--- begin ---

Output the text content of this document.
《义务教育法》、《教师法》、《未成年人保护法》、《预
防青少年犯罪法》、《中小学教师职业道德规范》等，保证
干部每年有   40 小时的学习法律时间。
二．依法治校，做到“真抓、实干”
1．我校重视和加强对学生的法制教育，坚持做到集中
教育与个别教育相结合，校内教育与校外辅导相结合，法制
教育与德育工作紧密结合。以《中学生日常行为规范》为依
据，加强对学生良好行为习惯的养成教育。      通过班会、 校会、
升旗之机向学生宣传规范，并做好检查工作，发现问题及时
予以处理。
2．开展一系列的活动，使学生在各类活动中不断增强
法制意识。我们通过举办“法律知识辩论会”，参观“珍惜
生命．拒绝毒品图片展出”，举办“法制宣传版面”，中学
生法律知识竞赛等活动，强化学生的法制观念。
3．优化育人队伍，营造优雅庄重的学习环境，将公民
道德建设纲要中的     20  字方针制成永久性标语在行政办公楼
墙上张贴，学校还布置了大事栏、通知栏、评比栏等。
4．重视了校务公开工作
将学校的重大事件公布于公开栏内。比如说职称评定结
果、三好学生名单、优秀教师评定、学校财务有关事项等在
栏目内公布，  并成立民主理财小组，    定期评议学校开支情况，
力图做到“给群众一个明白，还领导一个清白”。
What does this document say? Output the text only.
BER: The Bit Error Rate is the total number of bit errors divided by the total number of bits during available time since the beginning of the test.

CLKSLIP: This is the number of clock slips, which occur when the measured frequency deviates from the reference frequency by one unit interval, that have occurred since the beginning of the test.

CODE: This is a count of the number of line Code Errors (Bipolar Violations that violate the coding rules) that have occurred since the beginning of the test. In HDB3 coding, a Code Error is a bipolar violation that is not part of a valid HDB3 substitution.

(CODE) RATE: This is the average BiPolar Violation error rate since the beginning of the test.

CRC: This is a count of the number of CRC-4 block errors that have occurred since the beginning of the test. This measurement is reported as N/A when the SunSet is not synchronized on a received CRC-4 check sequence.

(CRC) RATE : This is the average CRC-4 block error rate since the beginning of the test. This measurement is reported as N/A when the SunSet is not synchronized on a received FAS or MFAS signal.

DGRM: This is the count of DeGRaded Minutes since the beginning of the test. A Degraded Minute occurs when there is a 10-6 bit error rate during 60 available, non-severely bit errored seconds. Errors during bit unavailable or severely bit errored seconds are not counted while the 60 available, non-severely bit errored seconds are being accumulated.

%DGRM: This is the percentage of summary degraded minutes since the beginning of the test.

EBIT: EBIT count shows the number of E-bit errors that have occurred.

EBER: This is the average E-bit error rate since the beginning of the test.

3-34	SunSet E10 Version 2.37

--- end ---

■ **Your task**
Extract the full set of entries word for word.

■ **Output below**
Output the text content of this document.
《义务教育法》、《教师法》、《未成年人保护法》、《预
防青少年犯罪法》、《中小学教师职业道德规范》等，保证
干部每年有   40 小时的学习法律时间。
二．依法治校，做到“真抓、实干”
1．我校重视和加强对学生的法制教育，坚持做到集中
教育与个别教育相结合，校内教育与校外辅导相结合，法制
教育与德育工作紧密结合。以《中学生日常行为规范》为依
据，加强对学生良好行为习惯的养成教育。      通过班会、 校会、
升旗之机向学生宣传规范，并做好检查工作，发现问题及时
予以处理。
2．开展一系列的活动，使学生在各类活动中不断增强
法制意识。我们通过举办“法律知识辩论会”，参观“珍惜
生命．拒绝毒品图片展出”，举办“法制宣传版面”，中学
生法律知识竞赛等活动，强化学生的法制观念。
3．优化育人队伍，营造优雅庄重的学习环境，将公民
道德建设纲要中的     20  字方针制成永久性标语在行政办公楼
墙上张贴，学校还布置了大事栏、通知栏、评比栏等。
4．重视了校务公开工作
将学校的重大事件公布于公开栏内。比如说职称评定结
果、三好学生名单、优秀教师评定、学校财务有关事项等在
栏目内公布，  并成立民主理财小组，    定期评议学校开支情况，
力图做到“给群众一个明白，还领导一个清白”。
What does this document say? Output the text only.
BER: The Bit Error Rate is the total number of bit errors divided by the total number of bits during available time since the beginning of the test.

CLKSLIP: This is the number of clock slips, which occur when the measured frequency deviates from the reference frequency by one unit interval, that have occurred since the beginning of the test.

CODE: This is a count of the number of line Code Errors (Bipolar Violations that violate the coding rules) that have occurred since the beginning of the test. In HDB3 coding, a Code Error is a bipolar violation that is not part of a valid HDB3 substitution.

(CODE) RATE: This is the average BiPolar Violation error rate since the beginning of the test.

CRC: This is a count of the number of CRC-4 block errors that have occurred since the beginning of the test. This measurement is reported as N/A when the SunSet is not synchronized on a received CRC-4 check sequence.

(CRC) RATE : This is the average CRC-4 block error rate since the beginning of the test. This measurement is reported as N/A when the SunSet is not synchronized on a received FAS or MFAS signal.

DGRM: This is the count of DeGRaded Minutes since the beginning of the test. A Degraded Minute occurs when there is a 10-6 bit error rate during 60 available, non-severely bit errored seconds. Errors during bit unavailable or severely bit errored seconds are not counted while the 60 available, non-severely bit errored seconds are being accumulated.

%DGRM: This is the percentage of summary degraded minutes since the beginning of the test.

EBIT: EBIT count shows the number of E-bit errors that have occurred.

EBER: This is the average E-bit error rate since the beginning of the test.

3-34	SunSet E10 Version 2.37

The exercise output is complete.